(Dataset entries)

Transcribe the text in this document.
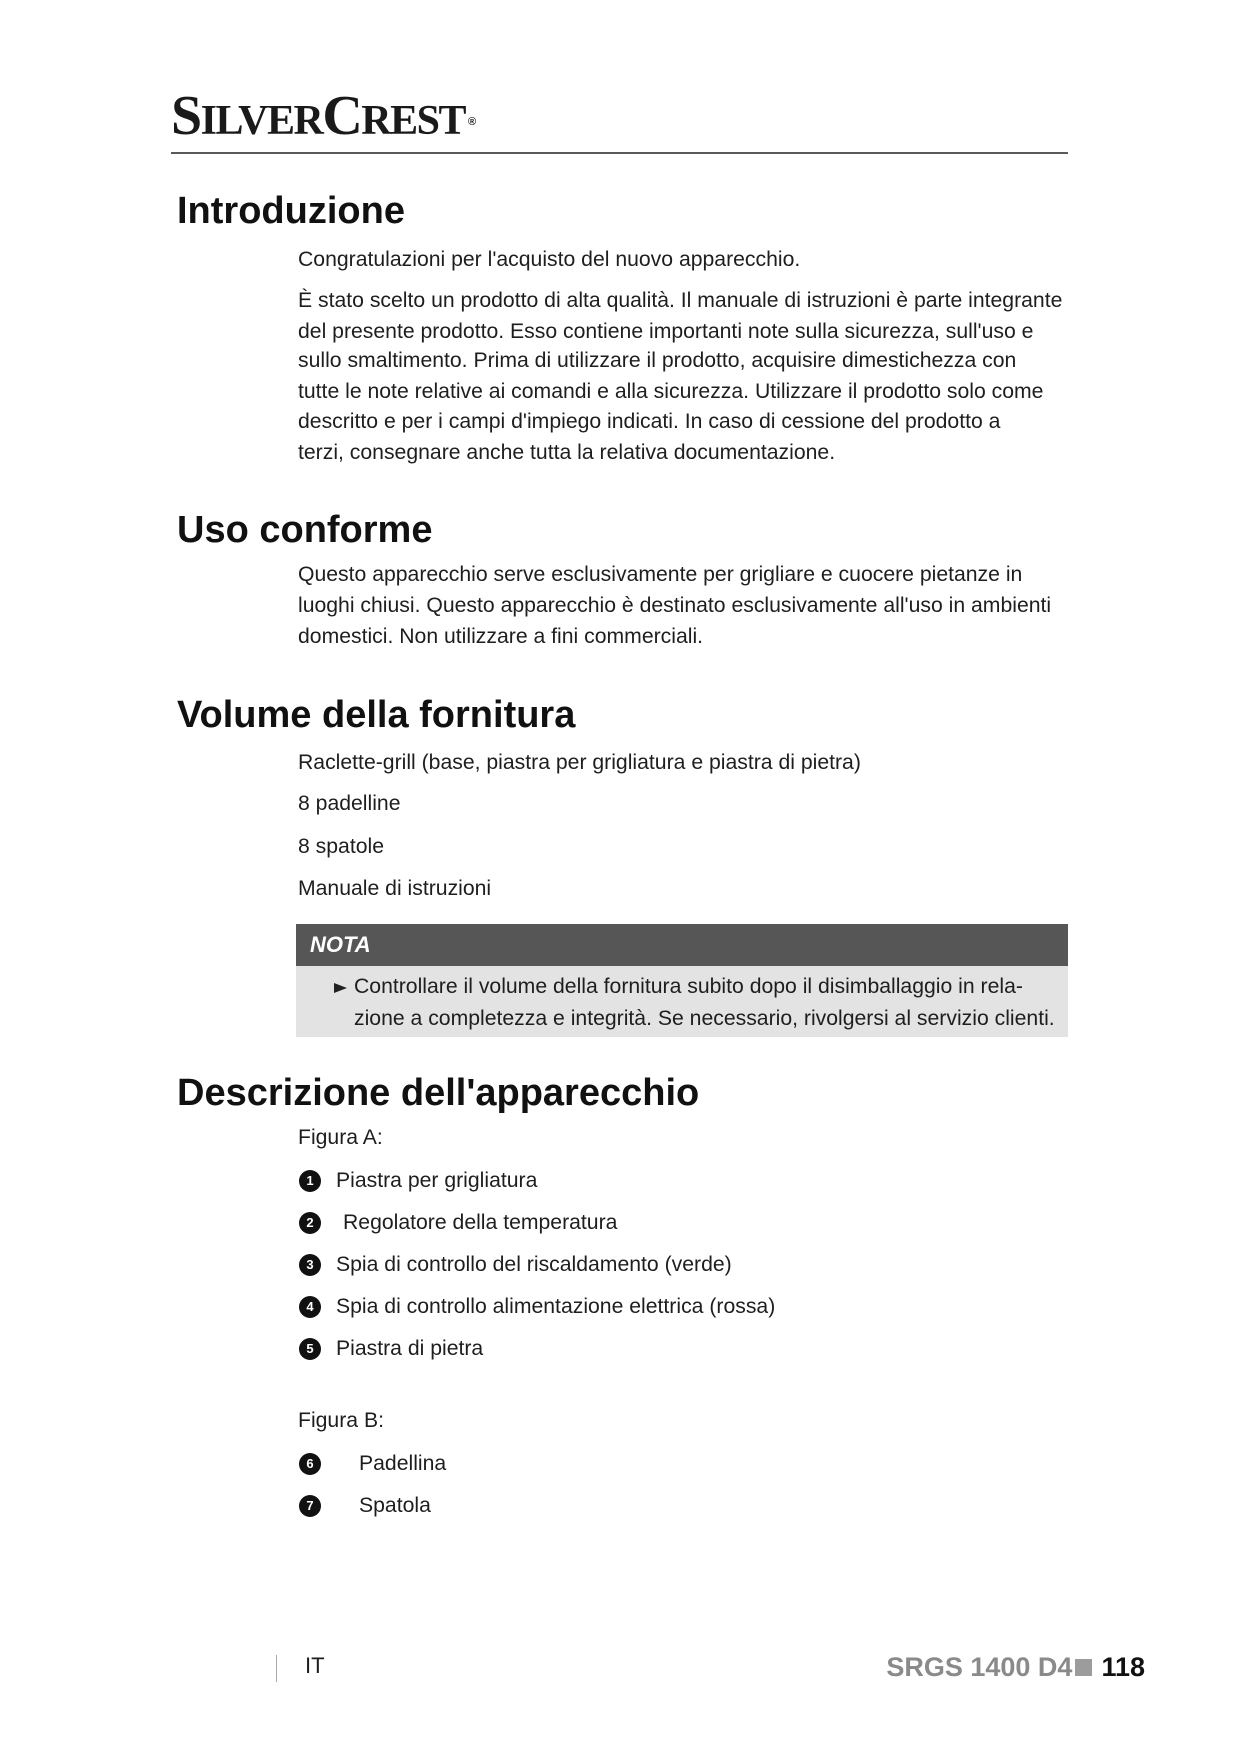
SILVERCREST ®
Introduzione
Congratulazioni per l'acquisto del nuovo apparecchio.
È stato scelto un prodotto di alta qualità. Il manuale di istruzioni è parte integrante
del presente prodotto. Esso contiene importanti note sulla sicurezza, sull'uso e
sullo smaltimento. Prima di utilizzare il prodotto, acquisire dimestichezza con
tutte le note relative ai comandi e alla sicurezza. Utilizzare il prodotto solo come
descritto e per i campi d'impiego indicati. In caso di cessione del prodotto a
terzi, consegnare anche tutta la relativa documentazione.
Uso conforme
Questo apparecchio serve esclusivamente per grigliare e cuocere pietanze in
luoghi chiusi. Questo apparecchio è destinato esclusivamente all'uso in ambienti
domestici. Non utilizzare a fini commerciali.
Volume della fornitura
Raclette-grill (base, piastra per grigliatura e piastra di pietra)
8 padelline
8 spatole
Manuale di istruzioni
NOTA
Controllare il volume della fornitura subito dopo il disimballaggio in rela-
zione a completezza e integrità. Se necessario, rivolgersi al servizio clienti.
Descrizione dell'apparecchio
Figura A:
1	Piastra per grigliatura
2	Regolatore della temperatura
3	Spia di controllo del riscaldamento (verde)
4	Spia di controllo alimentazione elettrica (rossa)
5	Piastra di pietra
Figura B:
6	Padellina
7	Spatola
IT	SRGS 1400 D4 118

REQUEST
Pictures are to be left out; the records above must be repeated word for word.

ANSWER TO THE EXERCISE
Transcribe the text in this document.
SILVERCREST ®
Introduzione
Congratulazioni per l'acquisto del nuovo apparecchio.
È stato scelto un prodotto di alta qualità. Il manuale di istruzioni è parte integrante
del presente prodotto. Esso contiene importanti note sulla sicurezza, sull'uso e
sullo smaltimento. Prima di utilizzare il prodotto, acquisire dimestichezza con
tutte le note relative ai comandi e alla sicurezza. Utilizzare il prodotto solo come
descritto e per i campi d'impiego indicati. In caso di cessione del prodotto a
terzi, consegnare anche tutta la relativa documentazione.
Uso conforme
Questo apparecchio serve esclusivamente per grigliare e cuocere pietanze in
luoghi chiusi. Questo apparecchio è destinato esclusivamente all'uso in ambienti
domestici. Non utilizzare a fini commerciali.
Volume della fornitura
Raclette-grill (base, piastra per grigliatura e piastra di pietra)
8 padelline
8 spatole
Manuale di istruzioni
NOTA
Controllare il volume della fornitura subito dopo il disimballaggio in rela-
zione a completezza e integrità. Se necessario, rivolgersi al servizio clienti.
Descrizione dell'apparecchio
Figura A:
1	Piastra per grigliatura
2	Regolatore della temperatura
3	Spia di controllo del riscaldamento (verde)
4	Spia di controllo alimentazione elettrica (rossa)
5	Piastra di pietra
Figura B:
6	Padellina
7	Spatola
IT	SRGS 1400 D4 118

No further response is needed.